What is asked - Repeat only the lines from the one holding "OCR this image." down to the last line of the listing below, including both of those lines.

Extracted information -
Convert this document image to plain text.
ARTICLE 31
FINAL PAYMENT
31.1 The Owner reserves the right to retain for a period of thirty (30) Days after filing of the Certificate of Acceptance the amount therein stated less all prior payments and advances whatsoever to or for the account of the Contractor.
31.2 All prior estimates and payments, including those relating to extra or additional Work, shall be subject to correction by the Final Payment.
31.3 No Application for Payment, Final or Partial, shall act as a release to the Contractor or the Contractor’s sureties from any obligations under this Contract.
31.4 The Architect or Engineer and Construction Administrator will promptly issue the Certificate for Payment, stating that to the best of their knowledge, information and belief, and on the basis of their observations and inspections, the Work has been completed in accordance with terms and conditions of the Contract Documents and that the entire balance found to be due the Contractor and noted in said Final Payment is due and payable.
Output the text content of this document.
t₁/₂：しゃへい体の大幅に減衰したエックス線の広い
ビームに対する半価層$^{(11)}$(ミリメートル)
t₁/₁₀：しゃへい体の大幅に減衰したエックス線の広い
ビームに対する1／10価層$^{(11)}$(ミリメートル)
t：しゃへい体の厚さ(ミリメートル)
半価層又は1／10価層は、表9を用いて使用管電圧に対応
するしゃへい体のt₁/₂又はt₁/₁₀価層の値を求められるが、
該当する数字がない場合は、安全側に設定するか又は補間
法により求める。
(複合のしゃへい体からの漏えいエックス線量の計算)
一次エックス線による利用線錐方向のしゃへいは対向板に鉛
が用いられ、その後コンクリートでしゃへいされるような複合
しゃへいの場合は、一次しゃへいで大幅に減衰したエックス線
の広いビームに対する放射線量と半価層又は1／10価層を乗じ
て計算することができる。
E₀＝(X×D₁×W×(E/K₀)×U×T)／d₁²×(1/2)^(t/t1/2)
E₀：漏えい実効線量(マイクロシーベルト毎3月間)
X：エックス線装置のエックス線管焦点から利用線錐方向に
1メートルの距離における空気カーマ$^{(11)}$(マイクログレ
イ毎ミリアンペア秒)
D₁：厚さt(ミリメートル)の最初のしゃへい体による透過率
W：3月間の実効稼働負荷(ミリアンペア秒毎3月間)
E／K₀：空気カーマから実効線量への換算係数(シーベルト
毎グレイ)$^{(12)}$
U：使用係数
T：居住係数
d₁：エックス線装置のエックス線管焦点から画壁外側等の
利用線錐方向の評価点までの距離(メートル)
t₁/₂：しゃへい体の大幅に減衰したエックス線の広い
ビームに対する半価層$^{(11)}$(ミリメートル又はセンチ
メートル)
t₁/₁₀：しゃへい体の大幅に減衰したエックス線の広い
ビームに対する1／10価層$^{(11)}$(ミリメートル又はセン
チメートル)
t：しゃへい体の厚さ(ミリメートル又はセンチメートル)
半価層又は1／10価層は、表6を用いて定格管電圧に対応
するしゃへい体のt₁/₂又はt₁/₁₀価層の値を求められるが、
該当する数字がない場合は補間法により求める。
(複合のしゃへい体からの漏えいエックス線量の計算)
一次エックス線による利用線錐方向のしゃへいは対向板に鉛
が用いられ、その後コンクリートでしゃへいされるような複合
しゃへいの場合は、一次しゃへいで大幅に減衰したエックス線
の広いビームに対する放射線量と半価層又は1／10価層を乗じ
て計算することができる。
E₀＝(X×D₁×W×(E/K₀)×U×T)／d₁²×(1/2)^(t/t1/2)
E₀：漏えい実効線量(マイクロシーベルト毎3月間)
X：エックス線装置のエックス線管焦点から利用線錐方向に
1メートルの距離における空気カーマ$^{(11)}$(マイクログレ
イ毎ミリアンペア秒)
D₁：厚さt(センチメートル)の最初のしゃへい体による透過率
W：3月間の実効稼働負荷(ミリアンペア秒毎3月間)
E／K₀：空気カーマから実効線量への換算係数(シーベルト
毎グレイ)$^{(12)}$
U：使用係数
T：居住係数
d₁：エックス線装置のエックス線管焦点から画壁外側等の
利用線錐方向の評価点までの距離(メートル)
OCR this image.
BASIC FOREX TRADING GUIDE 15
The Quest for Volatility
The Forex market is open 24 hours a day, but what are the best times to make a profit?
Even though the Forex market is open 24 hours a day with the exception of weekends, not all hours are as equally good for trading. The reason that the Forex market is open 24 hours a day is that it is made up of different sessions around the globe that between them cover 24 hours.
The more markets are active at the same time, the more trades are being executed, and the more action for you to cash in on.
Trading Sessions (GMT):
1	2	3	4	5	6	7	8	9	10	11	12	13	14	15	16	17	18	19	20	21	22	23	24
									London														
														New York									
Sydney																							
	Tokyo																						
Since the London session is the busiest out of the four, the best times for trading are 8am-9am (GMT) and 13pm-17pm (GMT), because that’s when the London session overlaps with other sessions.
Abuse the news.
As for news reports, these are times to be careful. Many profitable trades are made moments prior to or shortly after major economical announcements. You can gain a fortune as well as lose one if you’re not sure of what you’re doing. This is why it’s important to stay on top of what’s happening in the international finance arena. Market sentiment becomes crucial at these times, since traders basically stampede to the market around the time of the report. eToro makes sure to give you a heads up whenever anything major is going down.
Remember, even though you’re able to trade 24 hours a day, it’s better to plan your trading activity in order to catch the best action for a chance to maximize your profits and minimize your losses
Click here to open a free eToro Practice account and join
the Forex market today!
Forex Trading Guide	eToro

Solved problem -
OCR this image.
BASIC FOREX TRADING GUIDE 15
The Quest for Volatility
The Forex market is open 24 hours a day, but what are the best times to make a profit?
Even though the Forex market is open 24 hours a day with the exception of weekends, not all hours are as equally good for trading. The reason that the Forex market is open 24 hours a day is that it is made up of different sessions around the globe that between them cover 24 hours.
The more markets are active at the same time, the more trades are being executed, and the more action for you to cash in on.
Trading Sessions (GMT):
1	2	3	4	5	6	7	8	9	10	11	12	13	14	15	16	17	18	19	20	21	22	23	24
									London														
														New York									
Sydney																							
	Tokyo																						
Since the London session is the busiest out of the four, the best times for trading are 8am-9am (GMT) and 13pm-17pm (GMT), because that’s when the London session overlaps with other sessions.
Abuse the news.
As for news reports, these are times to be careful. Many profitable trades are made moments prior to or shortly after major economical announcements. You can gain a fortune as well as lose one if you’re not sure of what you’re doing. This is why it’s important to stay on top of what’s happening in the international finance arena. Market sentiment becomes crucial at these times, since traders basically stampede to the market around the time of the report. eToro makes sure to give you a heads up whenever anything major is going down.
Remember, even though you’re able to trade 24 hours a day, it’s better to plan your trading activity in order to catch the best action for a chance to maximize your profits and minimize your losses
Click here to open a free eToro Practice account and join
the Forex market today!
Forex Trading Guide	eToro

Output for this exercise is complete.